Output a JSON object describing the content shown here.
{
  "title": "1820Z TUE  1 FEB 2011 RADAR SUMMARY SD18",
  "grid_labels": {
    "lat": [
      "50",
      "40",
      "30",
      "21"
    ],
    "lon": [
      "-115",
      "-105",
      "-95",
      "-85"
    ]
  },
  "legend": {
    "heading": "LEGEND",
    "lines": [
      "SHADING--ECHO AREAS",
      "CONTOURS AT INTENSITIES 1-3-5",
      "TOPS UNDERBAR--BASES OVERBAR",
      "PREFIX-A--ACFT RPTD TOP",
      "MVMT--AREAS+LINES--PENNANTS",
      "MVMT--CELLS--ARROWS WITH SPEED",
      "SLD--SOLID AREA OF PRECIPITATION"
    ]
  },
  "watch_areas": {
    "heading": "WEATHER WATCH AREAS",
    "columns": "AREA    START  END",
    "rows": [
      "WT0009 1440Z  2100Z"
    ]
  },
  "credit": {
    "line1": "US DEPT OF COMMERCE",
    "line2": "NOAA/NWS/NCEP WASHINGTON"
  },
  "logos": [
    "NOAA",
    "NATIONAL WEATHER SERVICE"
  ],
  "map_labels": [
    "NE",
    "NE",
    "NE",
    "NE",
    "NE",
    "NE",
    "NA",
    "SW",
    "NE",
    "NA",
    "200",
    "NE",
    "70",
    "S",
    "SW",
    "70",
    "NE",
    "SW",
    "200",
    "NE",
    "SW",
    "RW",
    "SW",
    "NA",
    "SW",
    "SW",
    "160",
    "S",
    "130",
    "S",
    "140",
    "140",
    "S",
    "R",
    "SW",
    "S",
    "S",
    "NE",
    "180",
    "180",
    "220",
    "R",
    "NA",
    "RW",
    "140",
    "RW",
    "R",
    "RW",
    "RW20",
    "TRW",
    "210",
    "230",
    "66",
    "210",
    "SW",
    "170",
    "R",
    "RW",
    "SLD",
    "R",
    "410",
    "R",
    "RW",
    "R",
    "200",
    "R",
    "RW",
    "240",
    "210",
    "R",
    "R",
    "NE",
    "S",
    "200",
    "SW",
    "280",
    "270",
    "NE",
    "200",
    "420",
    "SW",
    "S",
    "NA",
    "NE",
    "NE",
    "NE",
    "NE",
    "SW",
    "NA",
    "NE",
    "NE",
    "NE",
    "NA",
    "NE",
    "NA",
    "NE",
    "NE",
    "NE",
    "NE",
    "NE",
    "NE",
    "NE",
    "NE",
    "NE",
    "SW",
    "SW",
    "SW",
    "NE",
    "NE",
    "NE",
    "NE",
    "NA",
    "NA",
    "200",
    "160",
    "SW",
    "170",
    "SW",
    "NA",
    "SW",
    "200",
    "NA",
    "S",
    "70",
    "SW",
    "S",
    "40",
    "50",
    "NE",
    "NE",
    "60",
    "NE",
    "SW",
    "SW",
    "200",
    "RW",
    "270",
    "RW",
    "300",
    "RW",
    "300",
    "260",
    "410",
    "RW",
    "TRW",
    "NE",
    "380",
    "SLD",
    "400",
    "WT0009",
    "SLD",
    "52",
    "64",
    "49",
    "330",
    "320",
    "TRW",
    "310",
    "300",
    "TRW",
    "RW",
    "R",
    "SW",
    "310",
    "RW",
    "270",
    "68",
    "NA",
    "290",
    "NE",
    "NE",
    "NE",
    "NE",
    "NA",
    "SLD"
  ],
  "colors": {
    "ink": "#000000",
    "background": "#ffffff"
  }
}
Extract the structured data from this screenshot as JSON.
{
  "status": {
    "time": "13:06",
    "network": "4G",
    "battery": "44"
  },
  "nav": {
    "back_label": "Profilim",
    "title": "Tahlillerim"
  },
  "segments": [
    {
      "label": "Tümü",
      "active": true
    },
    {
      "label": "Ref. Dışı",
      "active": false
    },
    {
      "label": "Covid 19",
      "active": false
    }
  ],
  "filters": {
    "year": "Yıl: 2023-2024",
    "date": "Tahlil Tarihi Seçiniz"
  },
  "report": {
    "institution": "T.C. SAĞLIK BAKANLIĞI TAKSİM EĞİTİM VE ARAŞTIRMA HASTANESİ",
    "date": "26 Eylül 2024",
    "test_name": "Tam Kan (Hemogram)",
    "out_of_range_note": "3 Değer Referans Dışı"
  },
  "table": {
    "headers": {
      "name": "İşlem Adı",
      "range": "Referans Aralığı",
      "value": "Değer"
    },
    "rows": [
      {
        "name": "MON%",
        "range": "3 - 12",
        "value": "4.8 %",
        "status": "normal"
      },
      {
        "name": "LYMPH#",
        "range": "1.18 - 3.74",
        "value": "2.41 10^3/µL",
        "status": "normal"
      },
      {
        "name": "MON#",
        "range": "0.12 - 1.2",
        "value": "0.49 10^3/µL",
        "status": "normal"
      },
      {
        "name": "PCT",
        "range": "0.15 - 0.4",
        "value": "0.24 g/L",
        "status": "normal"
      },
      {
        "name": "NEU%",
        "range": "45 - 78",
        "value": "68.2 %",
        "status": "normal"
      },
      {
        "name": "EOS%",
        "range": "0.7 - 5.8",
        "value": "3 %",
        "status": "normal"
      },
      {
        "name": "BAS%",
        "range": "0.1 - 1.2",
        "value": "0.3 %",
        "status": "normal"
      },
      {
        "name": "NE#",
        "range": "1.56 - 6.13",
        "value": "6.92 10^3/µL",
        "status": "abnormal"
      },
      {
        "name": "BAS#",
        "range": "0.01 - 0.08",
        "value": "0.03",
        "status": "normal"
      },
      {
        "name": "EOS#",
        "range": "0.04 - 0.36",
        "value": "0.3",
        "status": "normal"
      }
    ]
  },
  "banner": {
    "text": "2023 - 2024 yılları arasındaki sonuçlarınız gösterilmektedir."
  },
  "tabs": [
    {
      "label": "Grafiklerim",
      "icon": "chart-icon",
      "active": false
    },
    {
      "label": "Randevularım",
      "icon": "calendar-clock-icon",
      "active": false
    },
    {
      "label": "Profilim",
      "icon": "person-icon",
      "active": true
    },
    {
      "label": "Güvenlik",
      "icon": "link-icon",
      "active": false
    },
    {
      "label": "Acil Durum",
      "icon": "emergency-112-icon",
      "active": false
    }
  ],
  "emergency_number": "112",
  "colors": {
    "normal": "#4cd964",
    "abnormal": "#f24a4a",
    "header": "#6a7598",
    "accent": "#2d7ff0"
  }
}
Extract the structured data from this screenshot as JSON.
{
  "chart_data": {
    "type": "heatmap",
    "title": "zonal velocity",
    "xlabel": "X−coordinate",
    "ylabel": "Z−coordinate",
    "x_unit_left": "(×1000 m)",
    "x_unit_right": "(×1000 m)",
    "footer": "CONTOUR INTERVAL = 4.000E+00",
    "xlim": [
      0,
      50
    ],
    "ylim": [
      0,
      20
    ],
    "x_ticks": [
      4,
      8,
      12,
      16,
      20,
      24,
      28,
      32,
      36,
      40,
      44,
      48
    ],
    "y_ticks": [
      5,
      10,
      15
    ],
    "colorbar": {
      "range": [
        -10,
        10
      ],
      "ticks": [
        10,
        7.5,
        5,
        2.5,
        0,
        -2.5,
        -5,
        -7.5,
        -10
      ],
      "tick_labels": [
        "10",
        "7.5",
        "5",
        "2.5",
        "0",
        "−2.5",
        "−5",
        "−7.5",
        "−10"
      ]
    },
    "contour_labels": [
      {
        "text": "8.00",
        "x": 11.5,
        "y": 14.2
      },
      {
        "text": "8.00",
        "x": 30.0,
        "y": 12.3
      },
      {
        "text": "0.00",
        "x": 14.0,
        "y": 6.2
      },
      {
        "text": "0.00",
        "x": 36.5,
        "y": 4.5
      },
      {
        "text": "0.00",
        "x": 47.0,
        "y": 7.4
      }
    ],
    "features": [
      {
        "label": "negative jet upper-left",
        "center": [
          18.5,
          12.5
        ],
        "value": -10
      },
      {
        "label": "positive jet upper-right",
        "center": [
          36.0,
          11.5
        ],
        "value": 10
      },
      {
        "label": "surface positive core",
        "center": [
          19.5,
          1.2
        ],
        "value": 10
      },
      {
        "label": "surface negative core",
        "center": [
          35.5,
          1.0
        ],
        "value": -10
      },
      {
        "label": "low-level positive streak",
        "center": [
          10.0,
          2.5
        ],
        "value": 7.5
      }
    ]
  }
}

**********

* GOAL
Count the lines in the records above that contain the word "positive", and give only the number.

* TASK RESULT
3